● **GOAL**
Extract all lines in the data that contain the word "tarkastukset".

● **RECORDED DATA**

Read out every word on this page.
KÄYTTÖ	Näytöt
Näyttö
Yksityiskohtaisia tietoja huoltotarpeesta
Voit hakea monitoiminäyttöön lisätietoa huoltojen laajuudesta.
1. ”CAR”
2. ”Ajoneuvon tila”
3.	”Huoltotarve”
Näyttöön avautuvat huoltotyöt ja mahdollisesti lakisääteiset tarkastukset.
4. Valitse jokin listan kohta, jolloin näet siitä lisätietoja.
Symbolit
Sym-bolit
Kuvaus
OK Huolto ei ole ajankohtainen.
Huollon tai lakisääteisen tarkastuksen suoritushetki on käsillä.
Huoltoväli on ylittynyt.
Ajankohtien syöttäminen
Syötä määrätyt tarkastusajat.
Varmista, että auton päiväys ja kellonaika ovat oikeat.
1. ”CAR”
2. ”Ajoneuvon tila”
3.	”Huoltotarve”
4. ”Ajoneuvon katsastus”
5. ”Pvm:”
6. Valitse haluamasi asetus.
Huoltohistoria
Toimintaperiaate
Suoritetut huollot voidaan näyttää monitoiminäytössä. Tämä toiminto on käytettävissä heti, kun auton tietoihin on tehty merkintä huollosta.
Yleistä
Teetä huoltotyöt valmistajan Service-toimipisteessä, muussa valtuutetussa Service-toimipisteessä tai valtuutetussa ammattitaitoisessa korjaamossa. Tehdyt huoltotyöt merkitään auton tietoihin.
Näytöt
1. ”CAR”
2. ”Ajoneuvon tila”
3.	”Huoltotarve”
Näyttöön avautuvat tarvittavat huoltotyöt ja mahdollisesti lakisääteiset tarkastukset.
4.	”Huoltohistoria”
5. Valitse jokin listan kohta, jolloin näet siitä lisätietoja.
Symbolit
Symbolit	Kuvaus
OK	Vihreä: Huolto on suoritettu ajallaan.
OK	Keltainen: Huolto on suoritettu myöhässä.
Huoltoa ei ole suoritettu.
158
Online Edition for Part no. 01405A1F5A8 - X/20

● **CORRECT OUTPUT**
Näyttöön avautuvat huoltotyöt ja mahdollisesti lakisääteiset tarkastukset.
Näyttöön avautuvat tarvittavat huoltotyöt ja mahdollisesti lakisääteiset tarkastukset.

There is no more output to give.